▶ _Problem_
Copy all lines below exactly as written. Leave pictures out.

▶ _Exercise material_

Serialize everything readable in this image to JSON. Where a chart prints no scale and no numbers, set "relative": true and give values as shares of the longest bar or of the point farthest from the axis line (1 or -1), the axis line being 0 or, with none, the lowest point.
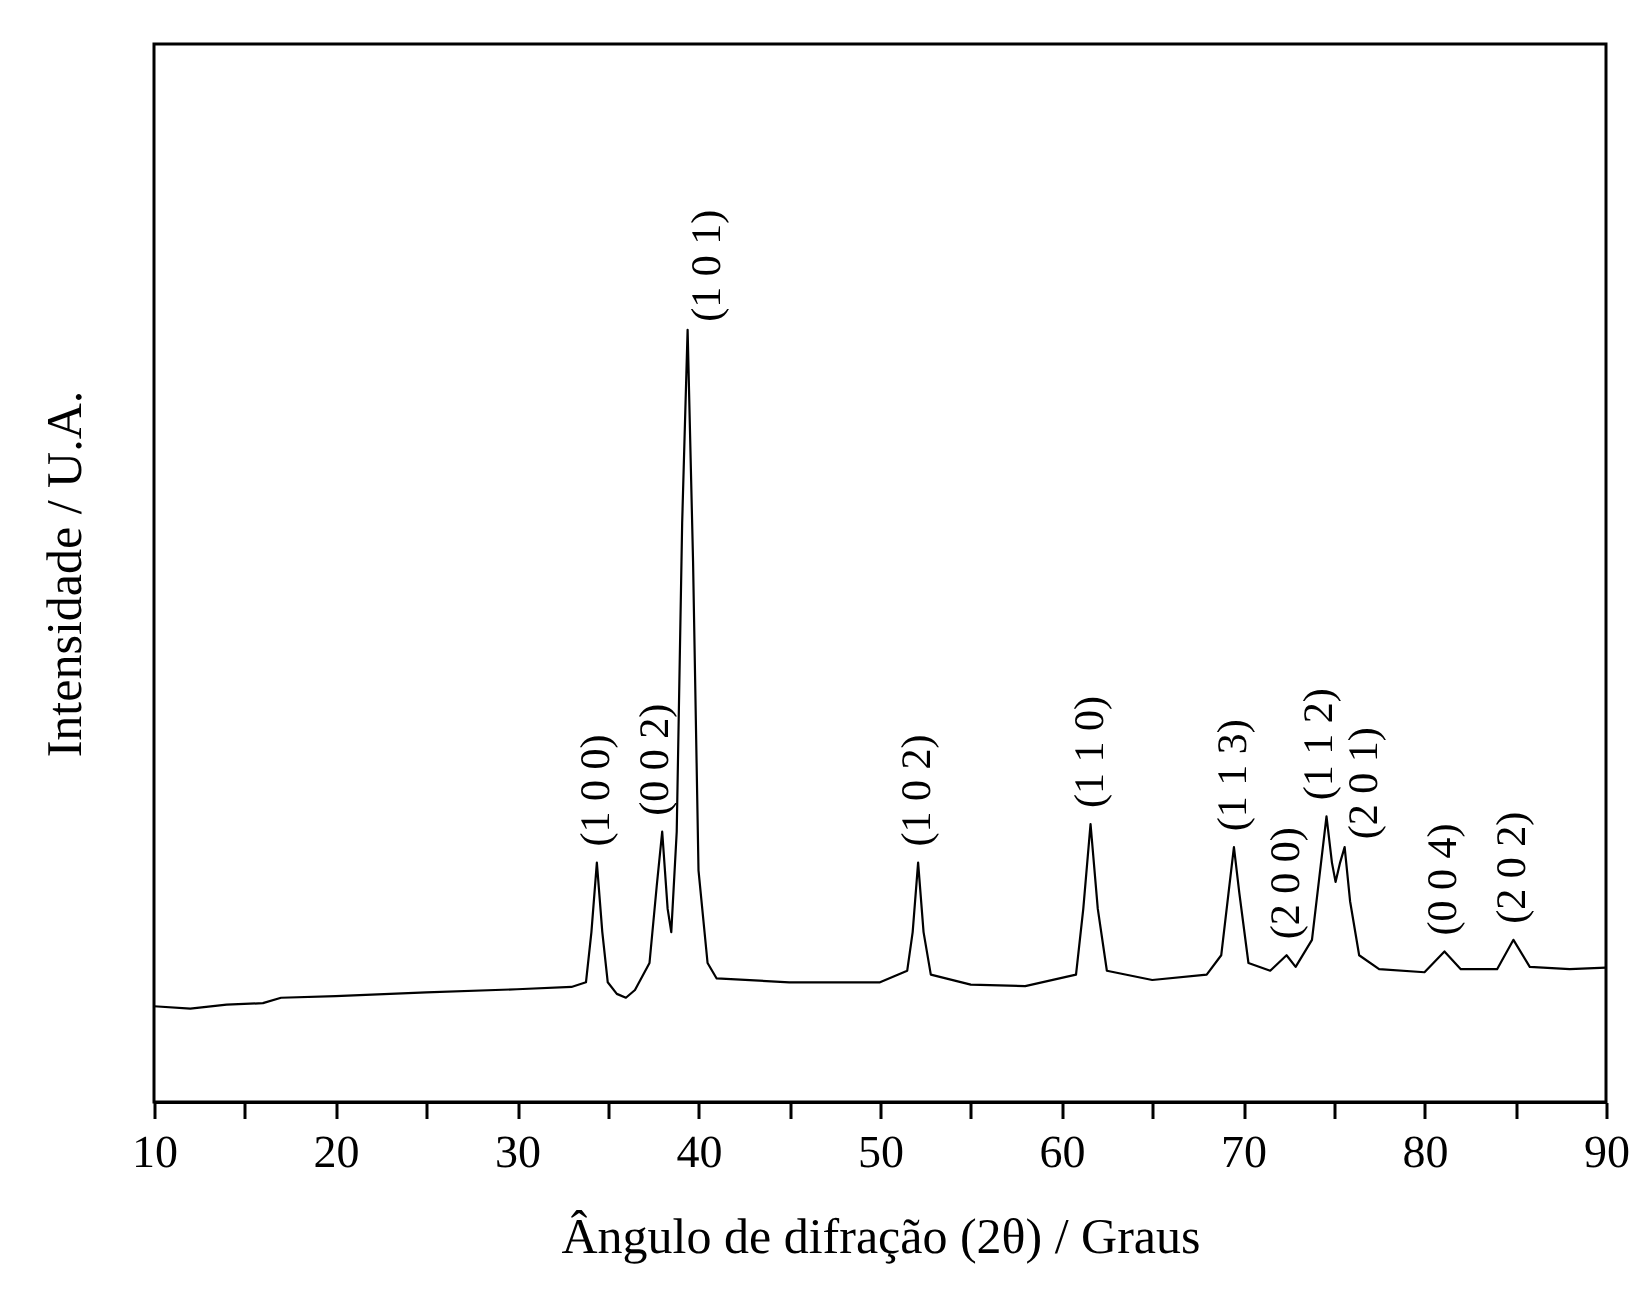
{
  "chart_data": {
    "type": "line",
    "relative": true,
    "xlabel": "Ângulo de difração (2θ) / Graus",
    "ylabel": "Intensidade / U.A.",
    "xlim": [
      10,
      90
    ],
    "xticks": [
      10,
      {
        "value": 15,
        "label": null
      },
      20,
      {
        "value": 25,
        "label": null
      },
      30,
      {
        "value": 35,
        "label": null
      },
      40,
      {
        "value": 45,
        "label": null
      },
      50,
      {
        "value": 55,
        "label": null
      },
      60,
      {
        "value": 65,
        "label": null
      },
      70,
      {
        "value": 75,
        "label": null
      },
      80,
      {
        "value": 85,
        "label": null
      },
      90
    ],
    "grid": false,
    "x": [
      10,
      12,
      14,
      16,
      17,
      20,
      25,
      30,
      33,
      33.8,
      34.1,
      34.4,
      34.7,
      35,
      35.5,
      36,
      36.5,
      37.3,
      37.7,
      38,
      38.3,
      38.5,
      38.8,
      39.1,
      39.4,
      39.7,
      40,
      40.5,
      41,
      45,
      50,
      51.5,
      51.8,
      52.1,
      52.4,
      52.8,
      55,
      58,
      60.8,
      61.2,
      61.6,
      62,
      62.5,
      65,
      68,
      68.8,
      69.2,
      69.5,
      69.8,
      70.3,
      71.5,
      72.4,
      72.9,
      73.8,
      74.2,
      74.6,
      74.9,
      75.1,
      75.35,
      75.6,
      75.9,
      76.4,
      77.5,
      80,
      81.1,
      82,
      84,
      84.9,
      85.8,
      88,
      90
    ],
    "series": [
      {
        "color": "#000000",
        "values": [
          0.124,
          0.121,
          0.126,
          0.128,
          0.135,
          0.137,
          0.142,
          0.146,
          0.149,
          0.155,
          0.22,
          0.31,
          0.22,
          0.155,
          0.14,
          0.135,
          0.145,
          0.18,
          0.28,
          0.35,
          0.25,
          0.22,
          0.35,
          0.75,
          1.0,
          0.7,
          0.3,
          0.18,
          0.16,
          0.155,
          0.155,
          0.17,
          0.22,
          0.31,
          0.22,
          0.165,
          0.152,
          0.15,
          0.165,
          0.25,
          0.36,
          0.25,
          0.17,
          0.158,
          0.165,
          0.19,
          0.27,
          0.33,
          0.27,
          0.18,
          0.17,
          0.19,
          0.175,
          0.21,
          0.29,
          0.37,
          0.31,
          0.285,
          0.31,
          0.33,
          0.26,
          0.19,
          0.172,
          0.168,
          0.195,
          0.172,
          0.172,
          0.21,
          0.175,
          0.172,
          0.174
        ]
      }
    ],
    "annotations": [
      {
        "text": "(1 0 0)",
        "x": 34.4,
        "y": 0.31
      },
      {
        "text": "(0 0 2)",
        "x": 38.0,
        "y": 0.35
      },
      {
        "text": "(1 0 1)",
        "x": 39.4,
        "y": 1.0
      },
      {
        "text": "(1 0 2)",
        "x": 52.1,
        "y": 0.31
      },
      {
        "text": "(1 1 0)",
        "x": 61.6,
        "y": 0.36
      },
      {
        "text": "(1 1 3)",
        "x": 69.5,
        "y": 0.33
      },
      {
        "text": "(2 0 0)",
        "x": 72.4,
        "y": 0.19
      },
      {
        "text": "(1 1 2)",
        "x": 74.6,
        "y": 0.37
      },
      {
        "text": "(2 0 1)",
        "x": 75.6,
        "y": 0.33
      },
      {
        "text": "(0 0 4)",
        "x": 81.1,
        "y": 0.195
      },
      {
        "text": "(2 0 2)",
        "x": 84.9,
        "y": 0.21
      }
    ]
  }
}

▶ _Complete output_
Serialize everything readable in this image to JSON. Where a chart prints no scale and no numbers, set "relative": true and give values as shares of the longest bar or of the point farthest from the axis line (1 or -1), the axis line being 0 or, with none, the lowest point.
{
  "chart_data": {
    "type": "line",
    "relative": true,
    "xlabel": "Ângulo de difração (2θ) / Graus",
    "ylabel": "Intensidade / U.A.",
    "xlim": [
      10,
      90
    ],
    "xticks": [
      10,
      {
        "value": 15,
        "label": null
      },
      20,
      {
        "value": 25,
        "label": null
      },
      30,
      {
        "value": 35,
        "label": null
      },
      40,
      {
        "value": 45,
        "label": null
      },
      50,
      {
        "value": 55,
        "label": null
      },
      60,
      {
        "value": 65,
        "label": null
      },
      70,
      {
        "value": 75,
        "label": null
      },
      80,
      {
        "value": 85,
        "label": null
      },
      90
    ],
    "grid": false,
    "x": [
      10,
      12,
      14,
      16,
      17,
      20,
      25,
      30,
      33,
      33.8,
      34.1,
      34.4,
      34.7,
      35,
      35.5,
      36,
      36.5,
      37.3,
      37.7,
      38,
      38.3,
      38.5,
      38.8,
      39.1,
      39.4,
      39.7,
      40,
      40.5,
      41,
      45,
      50,
      51.5,
      51.8,
      52.1,
      52.4,
      52.8,
      55,
      58,
      60.8,
      61.2,
      61.6,
      62,
      62.5,
      65,
      68,
      68.8,
      69.2,
      69.5,
      69.8,
      70.3,
      71.5,
      72.4,
      72.9,
      73.8,
      74.2,
      74.6,
      74.9,
      75.1,
      75.35,
      75.6,
      75.9,
      76.4,
      77.5,
      80,
      81.1,
      82,
      84,
      84.9,
      85.8,
      88,
      90
    ],
    "series": [
      {
        "color": "#000000",
        "values": [
          0.124,
          0.121,
          0.126,
          0.128,
          0.135,
          0.137,
          0.142,
          0.146,
          0.149,
          0.155,
          0.22,
          0.31,
          0.22,
          0.155,
          0.14,
          0.135,
          0.145,
          0.18,
          0.28,
          0.35,
          0.25,
          0.22,
          0.35,
          0.75,
          1.0,
          0.7,
          0.3,
          0.18,
          0.16,
          0.155,
          0.155,
          0.17,
          0.22,
          0.31,
          0.22,
          0.165,
          0.152,
          0.15,
          0.165,
          0.25,
          0.36,
          0.25,
          0.17,
          0.158,
          0.165,
          0.19,
          0.27,
          0.33,
          0.27,
          0.18,
          0.17,
          0.19,
          0.175,
          0.21,
          0.29,
          0.37,
          0.31,
          0.285,
          0.31,
          0.33,
          0.26,
          0.19,
          0.172,
          0.168,
          0.195,
          0.172,
          0.172,
          0.21,
          0.175,
          0.172,
          0.174
        ]
      }
    ],
    "annotations": [
      {
        "text": "(1 0 0)",
        "x": 34.4,
        "y": 0.31
      },
      {
        "text": "(0 0 2)",
        "x": 38.0,
        "y": 0.35
      },
      {
        "text": "(1 0 1)",
        "x": 39.4,
        "y": 1.0
      },
      {
        "text": "(1 0 2)",
        "x": 52.1,
        "y": 0.31
      },
      {
        "text": "(1 1 0)",
        "x": 61.6,
        "y": 0.36
      },
      {
        "text": "(1 1 3)",
        "x": 69.5,
        "y": 0.33
      },
      {
        "text": "(2 0 0)",
        "x": 72.4,
        "y": 0.19
      },
      {
        "text": "(1 1 2)",
        "x": 74.6,
        "y": 0.37
      },
      {
        "text": "(2 0 1)",
        "x": 75.6,
        "y": 0.33
      },
      {
        "text": "(0 0 4)",
        "x": 81.1,
        "y": 0.195
      },
      {
        "text": "(2 0 2)",
        "x": 84.9,
        "y": 0.21
      }
    ]
  }
}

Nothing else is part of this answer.